> [WHAT NEEDS TO BE DONE]: Would you pull out every line of the material that contains the string "page"?

> [STORED DATA]:
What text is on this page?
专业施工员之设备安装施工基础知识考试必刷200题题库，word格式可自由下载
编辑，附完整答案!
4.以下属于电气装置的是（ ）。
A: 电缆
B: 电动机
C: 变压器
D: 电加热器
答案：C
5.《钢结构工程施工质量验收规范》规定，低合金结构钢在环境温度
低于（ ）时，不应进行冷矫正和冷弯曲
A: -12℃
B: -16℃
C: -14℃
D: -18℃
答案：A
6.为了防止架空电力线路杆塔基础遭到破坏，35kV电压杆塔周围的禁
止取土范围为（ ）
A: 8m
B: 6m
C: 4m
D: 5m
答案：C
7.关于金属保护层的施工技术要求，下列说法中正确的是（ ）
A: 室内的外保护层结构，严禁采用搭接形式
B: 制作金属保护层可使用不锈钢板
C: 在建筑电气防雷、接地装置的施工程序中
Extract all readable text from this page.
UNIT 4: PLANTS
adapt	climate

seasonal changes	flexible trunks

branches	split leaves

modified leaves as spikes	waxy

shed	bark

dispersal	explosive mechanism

> [CORRECT ANSWER]:
What text is on this page?
Extract all readable text from this page.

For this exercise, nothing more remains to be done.